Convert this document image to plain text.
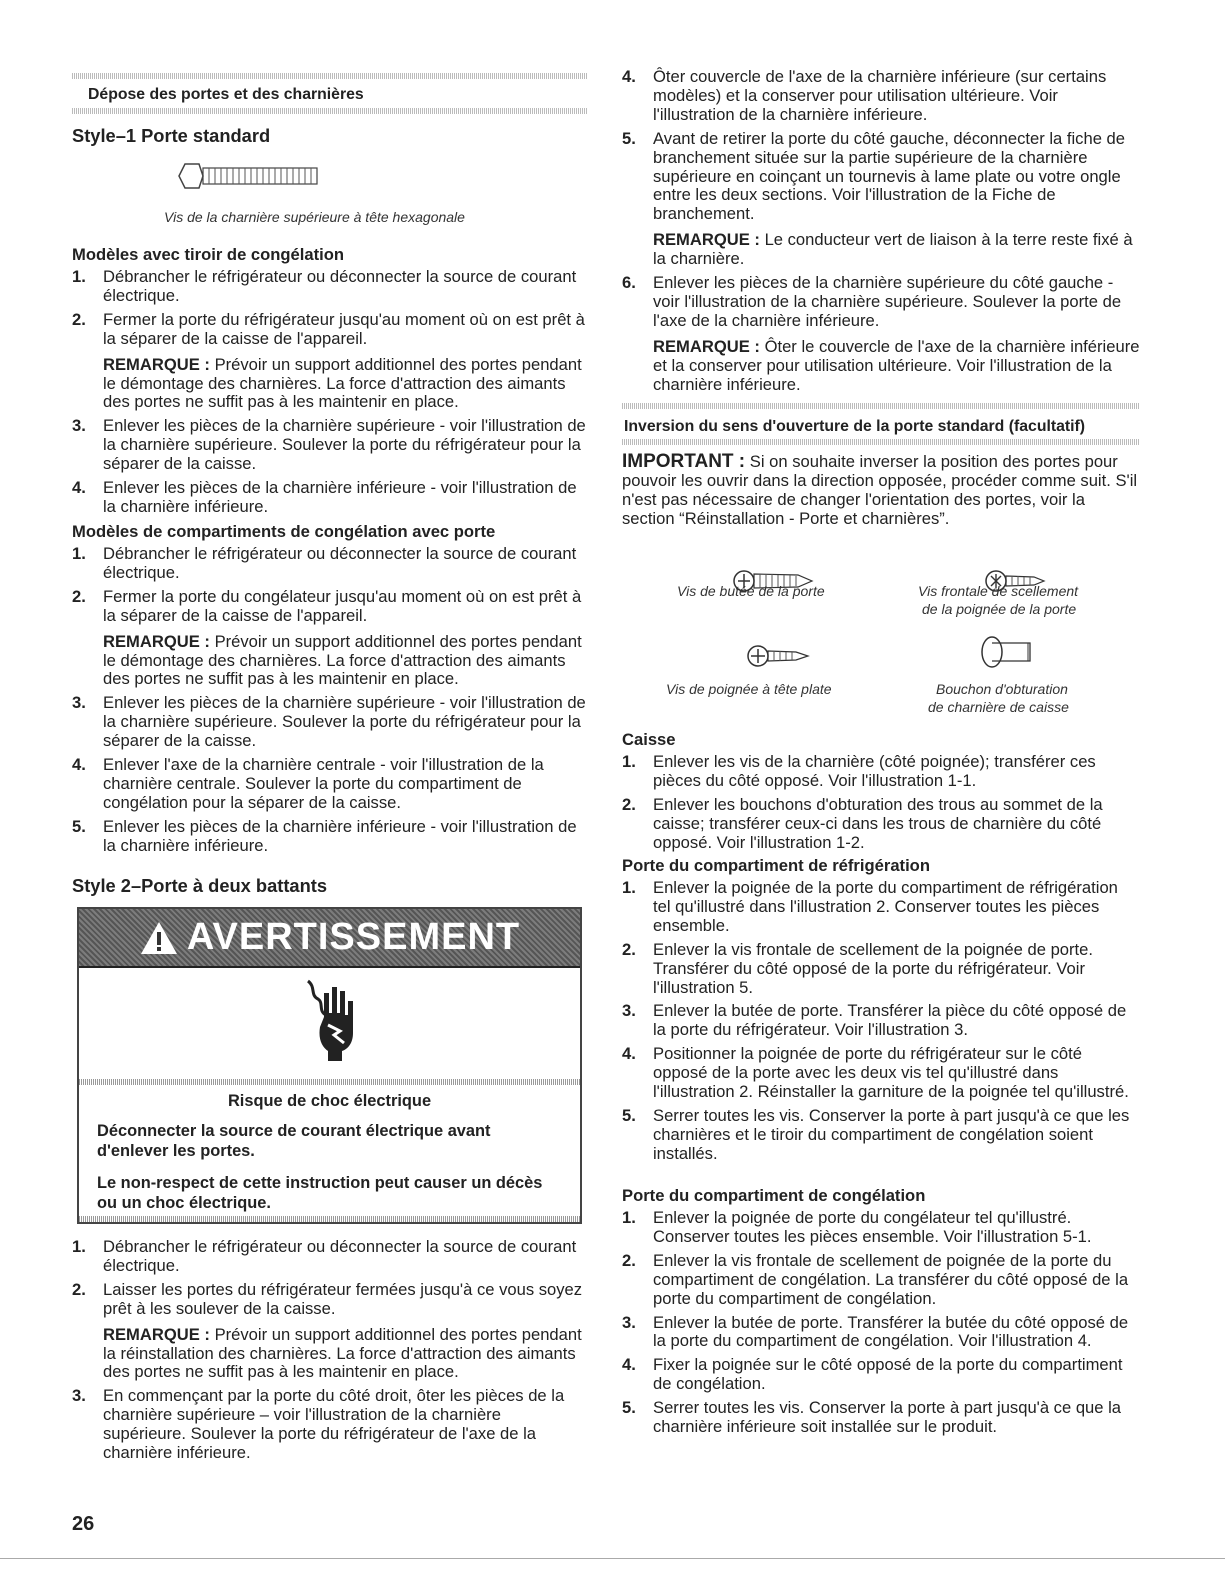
Dépose des portes et des charnières
Style–1 Porte standard
Vis de la charnière supérieure à tête hexagonale
Modèles avec tiroir de congélation
1. Débrancher le réfrigérateur ou déconnecter la source de courant électrique.
2. Fermer la porte du réfrigérateur jusqu'au moment où on est prêt à la séparer de la caisse de l'appareil.
REMARQUE : Prévoir un support additionnel des portes pendant le démontage des charnières. La force d'attraction des aimants des portes ne suffit pas à les maintenir en place.
3. Enlever les pièces de la charnière supérieure - voir l'illustration de la charnière supérieure. Soulever la porte du réfrigérateur pour la séparer de la caisse.
4. Enlever les pièces de la charnière inférieure - voir l'illustration de la charnière inférieure.
Modèles de compartiments de congélation avec porte
1. Débrancher le réfrigérateur ou déconnecter la source de courant électrique.
2. Fermer la porte du congélateur jusqu'au moment où on est prêt à la séparer de la caisse de l'appareil.
REMARQUE : Prévoir un support additionnel des portes pendant le démontage des charnières. La force d'attraction des aimants des portes ne suffit pas à les maintenir en place.
3. Enlever les pièces de la charnière supérieure - voir l'illustration de la charnière supérieure. Soulever la porte du réfrigérateur pour la séparer de la caisse.
4. Enlever l'axe de la charnière centrale - voir l'illustration de la charnière centrale. Soulever la porte du compartiment de congélation pour la séparer de la caisse.
5. Enlever les pièces de la charnière inférieure - voir l'illustration de la charnière inférieure.
Style 2–Porte à deux battants
1. Débrancher le réfrigérateur ou déconnecter la source de courant électrique.
2. Laisser les portes du réfrigérateur fermées jusqu'à ce vous soyez prêt à les soulever de la caisse.
REMARQUE : Prévoir un support additionnel des portes pendant la réinstallation des charnières. La force d'attraction des aimants des portes ne suffit pas à les maintenir en place.
3. En commençant par la porte du côté droit, ôter les pièces de la charnière supérieure – voir l'illustration de la charnière supérieure. Soulever la porte du réfrigérateur de l'axe de la charnière inférieure.
AVERTISSEMENT
Risque de choc électrique
Déconnecter la source de courant électrique avant d'enlever les portes.
Le non-respect de cette instruction peut causer un décès ou un choc électrique.
4. Ôter couvercle de l'axe de la charnière inférieure (sur certains modèles) et la conserver pour utilisation ultérieure. Voir l'illustration de la charnière inférieure.
5. Avant de retirer la porte du côté gauche, déconnecter la fiche de branchement située sur la partie supérieure de la charnière supérieure en coinçant un tournevis à lame plate ou votre ongle entre les deux sections. Voir l'illustration de la Fiche de branchement.
REMARQUE : Le conducteur vert de liaison à la terre reste fixé à la charnière.
6. Enlever les pièces de la charnière supérieure du côté gauche - voir l'illustration de la charnière supérieure. Soulever la porte de l'axe de la charnière inférieure.
REMARQUE : Ôter le couvercle de l'axe de la charnière inférieure et la conserver pour utilisation ultérieure. Voir l'illustration de la charnière inférieure.
Inversion du sens d'ouverture de la porte standard (facultatif)
IMPORTANT : Si on souhaite inverser la position des portes pour pouvoir les ouvrir dans la direction opposée, procéder comme suit. S'il n'est pas nécessaire de changer l'orientation des portes, voir la section “Réinstallation - Porte et charnières”.
Vis de butée de la porte	Vis frontale de scellement
de la poignée de la porte
Vis de poignée à tête plate	Bouchon d'obturation
de charnière de caisse
Caisse
1. Enlever les vis de la charnière (côté poignée); transférer ces pièces du côté opposé. Voir l'illustration 1-1.
2. Enlever les bouchons d'obturation des trous au sommet de la caisse; transférer ceux-ci dans les trous de charnière du côté opposé. Voir l'illustration 1-2.
Porte du compartiment de réfrigération
1. Enlever la poignée de la porte du compartiment de réfrigération tel qu'illustré dans l'illustration 2. Conserver toutes les pièces ensemble.
2. Enlever la vis frontale de scellement de la poignée de porte. Transférer du côté opposé de la porte du réfrigérateur. Voir l'illustration 5.
3. Enlever la butée de porte. Transférer la pièce du côté opposé de la porte du réfrigérateur. Voir l'illustration 3.
4. Positionner la poignée de porte du réfrigérateur sur le côté opposé de la porte avec les deux vis tel qu'illustré dans l'illustration 2. Réinstaller la garniture de la poignée tel qu'illustré.
5. Serrer toutes les vis. Conserver la porte à part jusqu'à ce que les charnières et le tiroir du compartiment de congélation soient installés.
Porte du compartiment de congélation
1. Enlever la poignée de porte du congélateur tel qu'illustré. Conserver toutes les pièces ensemble. Voir l'illustration 5-1.
2. Enlever la vis frontale de scellement de poignée de la porte du compartiment de congélation. La transférer du côté opposé de la porte du compartiment de congélation.
3. Enlever la butée de porte. Transférer la butée du côté opposé de la porte du compartiment de congélation. Voir l'illustration 4.
4. Fixer la poignée sur le côté opposé de la porte du compartiment de congélation.
5. Serrer toutes les vis. Conserver la porte à part jusqu'à ce que la charnière inférieure soit installée sur le produit.
26
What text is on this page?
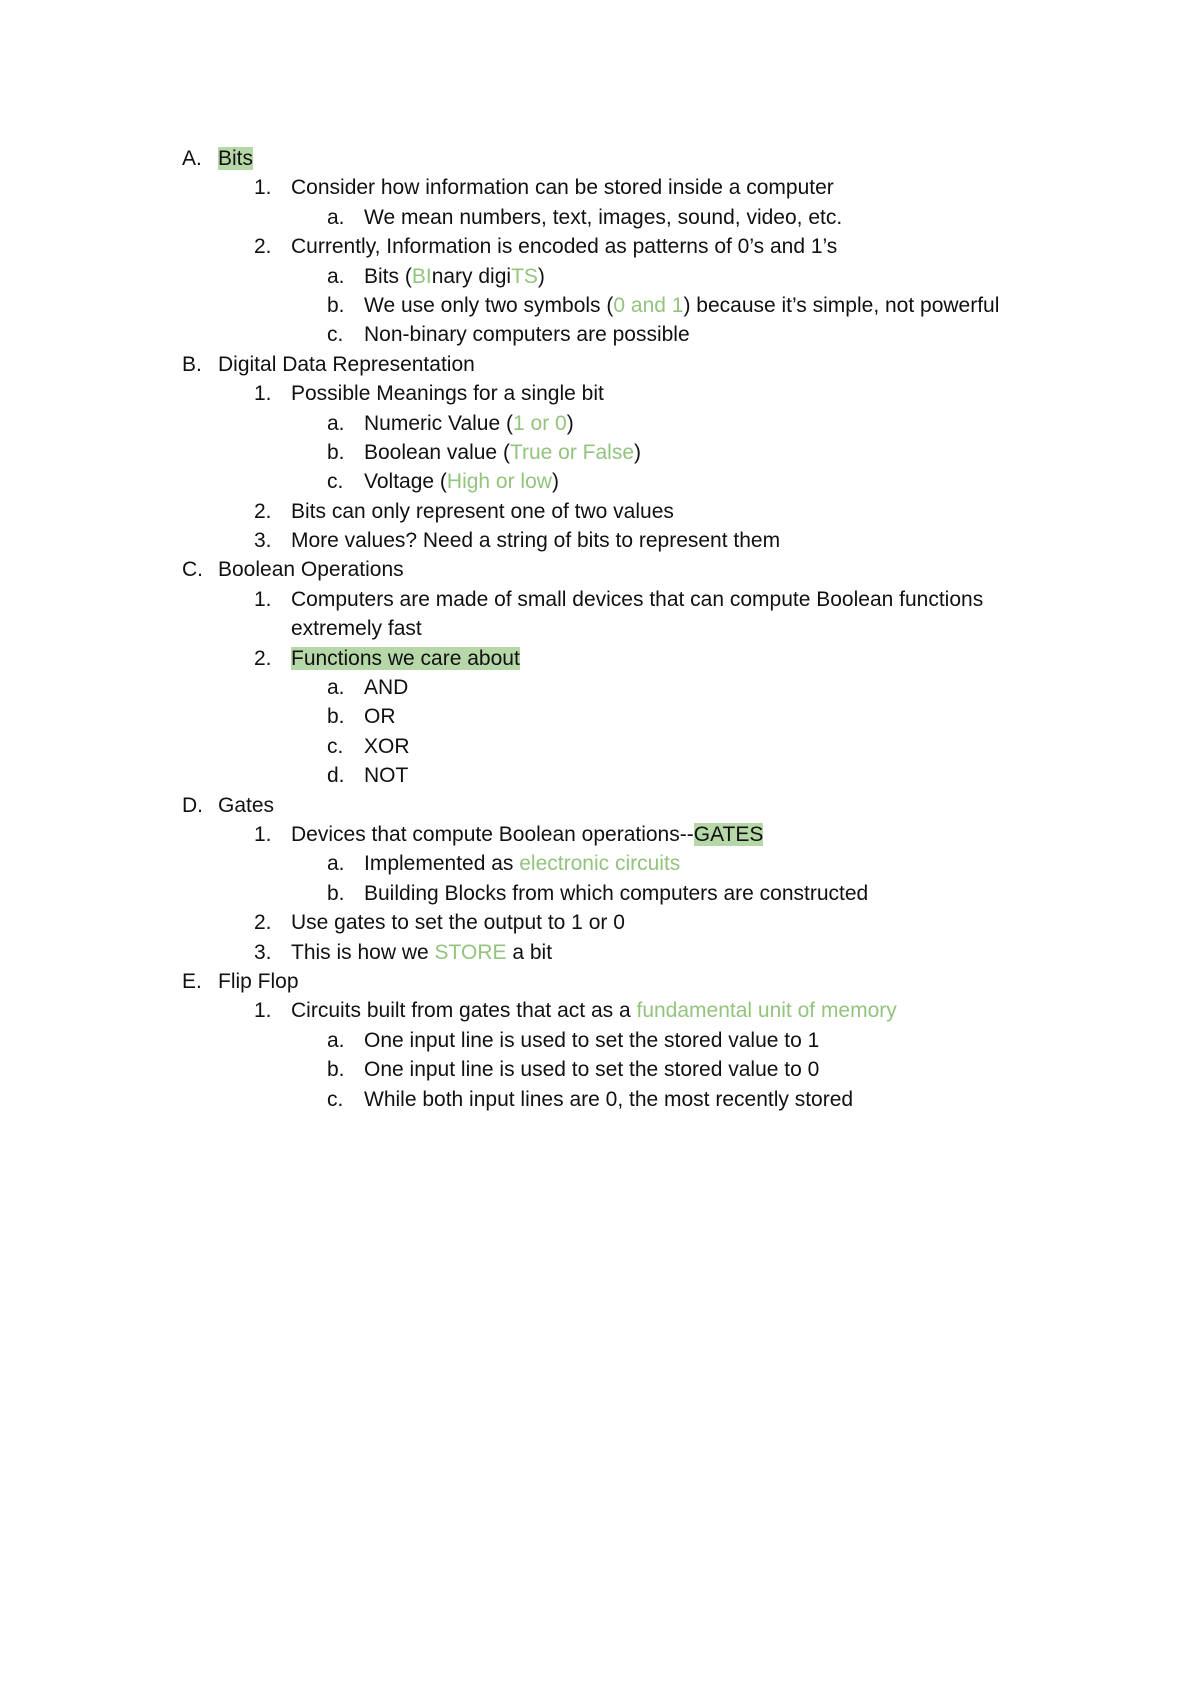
A. Bits
1. Consider how information can be stored inside a computer
a. We mean numbers, text, images, sound, video, etc.
2. Currently, Information is encoded as patterns of 0’s and 1’s
a. Bits (BInary digiTS)
b. We use only two symbols (0 and 1) because it’s simple, not powerful
c. Non-binary computers are possible
B. Digital Data Representation
1. Possible Meanings for a single bit
a. Numeric Value (1 or 0)
b. Boolean value (True or False)
c. Voltage (High or low)
2. Bits can only represent one of two values
3. More values? Need a string of bits to represent them
C. Boolean Operations
1. Computers are made of small devices that can compute Boolean functions
extremely fast
2. Functions we care about
a. AND
b. OR
c. XOR
d. NOT
D. Gates
1. Devices that compute Boolean operations--GATES
a. Implemented as electronic circuits
b. Building Blocks from which computers are constructed
2. Use gates to set the output to 1 or 0
3. This is how we STORE a bit
E. Flip Flop
1. Circuits built from gates that act as a fundamental unit of memory
a. One input line is used to set the stored value to 1
b. One input line is used to set the stored value to 0
c. While both input lines are 0, the most recently stored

+-------+

> **WHAT YOU NEED TO DO**: Copy the records above exactly. The pictures are not part of the copy.

> **COMPLETE ANSWER**:
Convert this document image to plain text.
Dépose des portes et des charnières
Style–1 Porte standard
Vis de la charnière supérieure à tête hexagonale
Modèles avec tiroir de congélation
1. Débrancher le réfrigérateur ou déconnecter la source de courant électrique.
2. Fermer la porte du réfrigérateur jusqu'au moment où on est prêt à la séparer de la caisse de l'appareil.
REMARQUE : Prévoir un support additionnel des portes pendant le démontage des charnières. La force d'attraction des aimants des portes ne suffit pas à les maintenir en place.
3. Enlever les pièces de la charnière supérieure - voir l'illustration de la charnière supérieure. Soulever la porte du réfrigérateur pour la séparer de la caisse.
4. Enlever les pièces de la charnière inférieure - voir l'illustration de la charnière inférieure.
Modèles de compartiments de congélation avec porte
1. Débrancher le réfrigérateur ou déconnecter la source de courant électrique.
2. Fermer la porte du congélateur jusqu'au moment où on est prêt à la séparer de la caisse de l'appareil.
REMARQUE : Prévoir un support additionnel des portes pendant le démontage des charnières. La force d'attraction des aimants des portes ne suffit pas à les maintenir en place.
3. Enlever les pièces de la charnière supérieure - voir l'illustration de la charnière supérieure. Soulever la porte du réfrigérateur pour la séparer de la caisse.
4. Enlever l'axe de la charnière centrale - voir l'illustration de la charnière centrale. Soulever la porte du compartiment de congélation pour la séparer de la caisse.
5. Enlever les pièces de la charnière inférieure - voir l'illustration de la charnière inférieure.
Style 2–Porte à deux battants
1. Débrancher le réfrigérateur ou déconnecter la source de courant électrique.
2. Laisser les portes du réfrigérateur fermées jusqu'à ce vous soyez prêt à les soulever de la caisse.
REMARQUE : Prévoir un support additionnel des portes pendant la réinstallation des charnières. La force d'attraction des aimants des portes ne suffit pas à les maintenir en place.
3. En commençant par la porte du côté droit, ôter les pièces de la charnière supérieure – voir l'illustration de la charnière supérieure. Soulever la porte du réfrigérateur de l'axe de la charnière inférieure.
AVERTISSEMENT
Risque de choc électrique
Déconnecter la source de courant électrique avant d'enlever les portes.
Le non-respect de cette instruction peut causer un décès ou un choc électrique.
4. Ôter couvercle de l'axe de la charnière inférieure (sur certains modèles) et la conserver pour utilisation ultérieure. Voir l'illustration de la charnière inférieure.
5. Avant de retirer la porte du côté gauche, déconnecter la fiche de branchement située sur la partie supérieure de la charnière supérieure en coinçant un tournevis à lame plate ou votre ongle entre les deux sections. Voir l'illustration de la Fiche de branchement.
REMARQUE : Le conducteur vert de liaison à la terre reste fixé à la charnière.
6. Enlever les pièces de la charnière supérieure du côté gauche - voir l'illustration de la charnière supérieure. Soulever la porte de l'axe de la charnière inférieure.
REMARQUE : Ôter le couvercle de l'axe de la charnière inférieure et la conserver pour utilisation ultérieure. Voir l'illustration de la charnière inférieure.
Inversion du sens d'ouverture de la porte standard (facultatif)
IMPORTANT : Si on souhaite inverser la position des portes pour pouvoir les ouvrir dans la direction opposée, procéder comme suit. S'il n'est pas nécessaire de changer l'orientation des portes, voir la section “Réinstallation - Porte et charnières”.
Vis de butée de la porte	Vis frontale de scellement
de la poignée de la porte
Vis de poignée à tête plate	Bouchon d'obturation
de charnière de caisse
Caisse
1. Enlever les vis de la charnière (côté poignée); transférer ces pièces du côté opposé. Voir l'illustration 1-1.
2. Enlever les bouchons d'obturation des trous au sommet de la caisse; transférer ceux-ci dans les trous de charnière du côté opposé. Voir l'illustration 1-2.
Porte du compartiment de réfrigération
1. Enlever la poignée de la porte du compartiment de réfrigération tel qu'illustré dans l'illustration 2. Conserver toutes les pièces ensemble.
2. Enlever la vis frontale de scellement de la poignée de porte. Transférer du côté opposé de la porte du réfrigérateur. Voir l'illustration 5.
3. Enlever la butée de porte. Transférer la pièce du côté opposé de la porte du réfrigérateur. Voir l'illustration 3.
4. Positionner la poignée de porte du réfrigérateur sur le côté opposé de la porte avec les deux vis tel qu'illustré dans l'illustration 2. Réinstaller la garniture de la poignée tel qu'illustré.
5. Serrer toutes les vis. Conserver la porte à part jusqu'à ce que les charnières et le tiroir du compartiment de congélation soient installés.
Porte du compartiment de congélation
1. Enlever la poignée de porte du congélateur tel qu'illustré. Conserver toutes les pièces ensemble. Voir l'illustration 5-1.
2. Enlever la vis frontale de scellement de poignée de la porte du compartiment de congélation. La transférer du côté opposé de la porte du compartiment de congélation.
3. Enlever la butée de porte. Transférer la butée du côté opposé de la porte du compartiment de congélation. Voir l'illustration 4.
4. Fixer la poignée sur le côté opposé de la porte du compartiment de congélation.
5. Serrer toutes les vis. Conserver la porte à part jusqu'à ce que la charnière inférieure soit installée sur le produit.
26
What text is on this page?
A. Bits
1. Consider how information can be stored inside a computer
a. We mean numbers, text, images, sound, video, etc.
2. Currently, Information is encoded as patterns of 0’s and 1’s
a. Bits (BInary digiTS)
b. We use only two symbols (0 and 1) because it’s simple, not powerful
c. Non-binary computers are possible
B. Digital Data Representation
1. Possible Meanings for a single bit
a. Numeric Value (1 or 0)
b. Boolean value (True or False)
c. Voltage (High or low)
2. Bits can only represent one of two values
3. More values? Need a string of bits to represent them
C. Boolean Operations
1. Computers are made of small devices that can compute Boolean functions
extremely fast
2. Functions we care about
a. AND
b. OR
c. XOR
d. NOT
D. Gates
1. Devices that compute Boolean operations--GATES
a. Implemented as electronic circuits
b. Building Blocks from which computers are constructed
2. Use gates to set the output to 1 or 0
3. This is how we STORE a bit
E. Flip Flop
1. Circuits built from gates that act as a fundamental unit of memory
a. One input line is used to set the stored value to 1
b. One input line is used to set the stored value to 0
c. While both input lines are 0, the most recently stored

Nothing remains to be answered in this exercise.